** Start Input records **

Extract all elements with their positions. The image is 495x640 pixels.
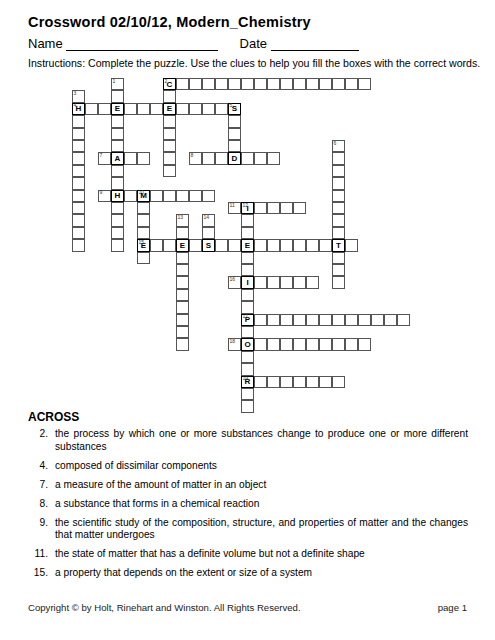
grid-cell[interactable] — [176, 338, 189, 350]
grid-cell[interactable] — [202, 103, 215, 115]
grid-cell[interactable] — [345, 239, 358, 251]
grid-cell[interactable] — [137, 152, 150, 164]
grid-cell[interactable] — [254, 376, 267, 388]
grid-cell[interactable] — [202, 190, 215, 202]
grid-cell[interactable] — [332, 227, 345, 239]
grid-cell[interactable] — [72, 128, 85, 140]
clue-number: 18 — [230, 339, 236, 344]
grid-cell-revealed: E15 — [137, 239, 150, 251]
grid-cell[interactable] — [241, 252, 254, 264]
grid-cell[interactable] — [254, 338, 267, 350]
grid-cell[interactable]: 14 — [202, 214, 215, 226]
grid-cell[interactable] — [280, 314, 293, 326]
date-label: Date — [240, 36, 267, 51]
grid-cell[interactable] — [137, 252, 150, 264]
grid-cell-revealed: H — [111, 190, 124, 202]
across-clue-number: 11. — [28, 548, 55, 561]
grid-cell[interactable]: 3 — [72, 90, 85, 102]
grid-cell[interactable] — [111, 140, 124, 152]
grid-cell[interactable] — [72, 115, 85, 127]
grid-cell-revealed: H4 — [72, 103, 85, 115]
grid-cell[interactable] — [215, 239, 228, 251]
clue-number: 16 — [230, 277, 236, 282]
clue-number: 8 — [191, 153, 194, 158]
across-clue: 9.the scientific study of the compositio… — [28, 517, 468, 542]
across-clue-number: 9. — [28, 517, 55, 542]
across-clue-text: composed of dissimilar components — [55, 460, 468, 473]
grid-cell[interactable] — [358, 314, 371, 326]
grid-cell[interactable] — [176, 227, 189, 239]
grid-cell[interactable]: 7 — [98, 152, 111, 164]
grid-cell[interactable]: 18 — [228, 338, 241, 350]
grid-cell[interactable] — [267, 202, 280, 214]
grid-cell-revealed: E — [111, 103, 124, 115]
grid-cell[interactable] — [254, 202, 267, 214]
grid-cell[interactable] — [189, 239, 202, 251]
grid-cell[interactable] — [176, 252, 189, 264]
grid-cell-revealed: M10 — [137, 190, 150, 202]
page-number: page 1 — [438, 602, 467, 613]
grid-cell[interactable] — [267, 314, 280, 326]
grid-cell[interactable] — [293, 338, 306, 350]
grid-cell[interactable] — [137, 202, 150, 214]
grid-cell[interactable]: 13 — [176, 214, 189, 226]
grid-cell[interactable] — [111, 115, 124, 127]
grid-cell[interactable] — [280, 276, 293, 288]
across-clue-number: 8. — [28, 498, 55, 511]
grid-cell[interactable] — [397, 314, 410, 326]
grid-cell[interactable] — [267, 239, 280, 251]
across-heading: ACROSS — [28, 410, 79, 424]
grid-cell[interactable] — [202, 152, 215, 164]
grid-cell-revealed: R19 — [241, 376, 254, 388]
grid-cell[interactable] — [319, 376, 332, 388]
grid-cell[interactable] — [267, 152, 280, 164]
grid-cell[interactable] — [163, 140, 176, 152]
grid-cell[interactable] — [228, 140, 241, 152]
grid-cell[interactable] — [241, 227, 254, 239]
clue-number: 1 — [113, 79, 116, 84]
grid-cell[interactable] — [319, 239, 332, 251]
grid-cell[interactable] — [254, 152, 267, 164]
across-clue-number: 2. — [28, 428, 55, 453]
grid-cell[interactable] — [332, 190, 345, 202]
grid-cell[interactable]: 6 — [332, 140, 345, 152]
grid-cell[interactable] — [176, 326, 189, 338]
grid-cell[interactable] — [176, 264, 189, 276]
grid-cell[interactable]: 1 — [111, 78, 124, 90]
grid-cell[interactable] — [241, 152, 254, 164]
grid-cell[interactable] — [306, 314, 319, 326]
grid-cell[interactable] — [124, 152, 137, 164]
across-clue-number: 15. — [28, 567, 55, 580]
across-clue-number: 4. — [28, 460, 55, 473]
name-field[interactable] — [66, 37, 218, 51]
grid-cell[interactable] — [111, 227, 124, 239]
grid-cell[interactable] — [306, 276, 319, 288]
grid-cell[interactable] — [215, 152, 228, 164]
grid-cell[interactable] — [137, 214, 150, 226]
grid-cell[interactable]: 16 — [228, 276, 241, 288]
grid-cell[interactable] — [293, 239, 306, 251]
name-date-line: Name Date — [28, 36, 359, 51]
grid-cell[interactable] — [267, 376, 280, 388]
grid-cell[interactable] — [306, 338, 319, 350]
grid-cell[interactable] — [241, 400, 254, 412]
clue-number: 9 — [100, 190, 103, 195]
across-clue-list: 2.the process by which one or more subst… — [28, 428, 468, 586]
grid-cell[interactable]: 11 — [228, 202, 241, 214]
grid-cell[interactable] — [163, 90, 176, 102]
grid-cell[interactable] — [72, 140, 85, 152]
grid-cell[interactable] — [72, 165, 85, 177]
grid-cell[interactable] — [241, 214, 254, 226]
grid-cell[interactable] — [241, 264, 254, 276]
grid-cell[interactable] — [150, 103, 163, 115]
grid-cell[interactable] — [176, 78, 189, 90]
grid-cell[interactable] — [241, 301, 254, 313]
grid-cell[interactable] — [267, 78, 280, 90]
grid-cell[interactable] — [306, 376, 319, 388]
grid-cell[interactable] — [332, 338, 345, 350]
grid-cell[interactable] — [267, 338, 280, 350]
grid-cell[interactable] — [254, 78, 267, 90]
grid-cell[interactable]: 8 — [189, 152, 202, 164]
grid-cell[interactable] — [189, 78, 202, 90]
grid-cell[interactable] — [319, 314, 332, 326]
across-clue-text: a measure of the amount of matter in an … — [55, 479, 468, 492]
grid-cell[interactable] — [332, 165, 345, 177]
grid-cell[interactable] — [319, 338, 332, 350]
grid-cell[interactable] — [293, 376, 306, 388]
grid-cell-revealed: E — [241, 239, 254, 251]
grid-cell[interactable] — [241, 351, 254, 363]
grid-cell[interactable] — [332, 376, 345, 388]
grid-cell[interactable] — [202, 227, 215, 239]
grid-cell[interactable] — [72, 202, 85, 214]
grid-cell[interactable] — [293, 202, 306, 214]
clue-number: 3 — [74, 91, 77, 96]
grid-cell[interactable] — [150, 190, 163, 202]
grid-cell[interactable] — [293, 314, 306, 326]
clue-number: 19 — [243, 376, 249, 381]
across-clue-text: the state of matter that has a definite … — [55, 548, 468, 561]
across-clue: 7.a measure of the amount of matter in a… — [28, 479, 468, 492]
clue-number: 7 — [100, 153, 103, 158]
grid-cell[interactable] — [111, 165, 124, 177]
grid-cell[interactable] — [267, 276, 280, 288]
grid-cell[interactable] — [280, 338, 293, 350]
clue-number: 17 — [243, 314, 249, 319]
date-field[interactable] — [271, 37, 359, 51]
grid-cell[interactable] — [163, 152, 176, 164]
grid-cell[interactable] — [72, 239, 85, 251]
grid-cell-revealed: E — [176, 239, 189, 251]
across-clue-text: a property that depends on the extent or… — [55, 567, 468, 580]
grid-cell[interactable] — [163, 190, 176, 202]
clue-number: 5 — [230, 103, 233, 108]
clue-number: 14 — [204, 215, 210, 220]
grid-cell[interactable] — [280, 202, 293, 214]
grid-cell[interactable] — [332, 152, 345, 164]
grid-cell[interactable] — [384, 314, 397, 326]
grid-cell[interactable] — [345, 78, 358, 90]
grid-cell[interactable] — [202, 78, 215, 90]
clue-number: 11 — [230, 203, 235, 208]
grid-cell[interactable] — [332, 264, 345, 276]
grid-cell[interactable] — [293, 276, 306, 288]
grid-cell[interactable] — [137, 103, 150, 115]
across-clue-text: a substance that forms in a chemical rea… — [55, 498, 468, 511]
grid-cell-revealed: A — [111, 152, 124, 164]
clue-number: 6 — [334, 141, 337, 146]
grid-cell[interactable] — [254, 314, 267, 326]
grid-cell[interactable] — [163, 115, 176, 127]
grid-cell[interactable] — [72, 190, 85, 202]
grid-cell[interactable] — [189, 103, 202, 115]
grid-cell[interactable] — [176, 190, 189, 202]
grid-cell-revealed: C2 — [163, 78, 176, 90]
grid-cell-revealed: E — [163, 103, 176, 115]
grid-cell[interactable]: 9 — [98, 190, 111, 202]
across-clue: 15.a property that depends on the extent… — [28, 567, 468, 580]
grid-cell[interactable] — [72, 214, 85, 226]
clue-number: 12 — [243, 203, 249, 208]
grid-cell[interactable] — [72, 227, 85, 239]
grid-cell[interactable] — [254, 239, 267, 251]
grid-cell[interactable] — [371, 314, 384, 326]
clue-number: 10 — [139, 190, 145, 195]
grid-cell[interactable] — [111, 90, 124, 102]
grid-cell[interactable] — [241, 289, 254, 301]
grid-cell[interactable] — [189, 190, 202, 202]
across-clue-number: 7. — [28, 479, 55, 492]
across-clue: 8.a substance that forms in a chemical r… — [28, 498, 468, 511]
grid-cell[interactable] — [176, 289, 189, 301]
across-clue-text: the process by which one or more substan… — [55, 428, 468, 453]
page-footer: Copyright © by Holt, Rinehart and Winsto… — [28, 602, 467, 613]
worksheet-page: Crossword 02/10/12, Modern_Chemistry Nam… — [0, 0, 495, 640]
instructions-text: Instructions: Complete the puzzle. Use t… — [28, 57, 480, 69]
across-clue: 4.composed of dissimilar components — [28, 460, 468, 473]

** End Input records **

Starting at the line that contains "grid-cell[interactable] — [176, 338, 189, 350]" and ending at the line that contains "grid-cell[interactable]: 14 —", arrange those lines of the data above as a numbered list, leaving out any blank lines.

1. grid-cell[interactable] — [176, 338, 189, 350]
2. grid-cell[interactable] — [202, 103, 215, 115]
3. grid-cell[interactable] — [345, 239, 358, 251]
4. grid-cell[interactable] — [137, 152, 150, 164]
5. grid-cell[interactable] — [254, 376, 267, 388]
6. grid-cell[interactable] — [202, 190, 215, 202]
7. grid-cell[interactable] — [332, 227, 345, 239]
8. grid-cell[interactable] — [72, 128, 85, 140]
9. clue-number: 18 — [230, 339, 236, 344]
10. grid-cell-revealed: E15 — [137, 239, 150, 251]
11. grid-cell[interactable] — [241, 252, 254, 264]
12. grid-cell[interactable] — [254, 338, 267, 350]
13. grid-cell[interactable]: 14 — [202, 214, 215, 226]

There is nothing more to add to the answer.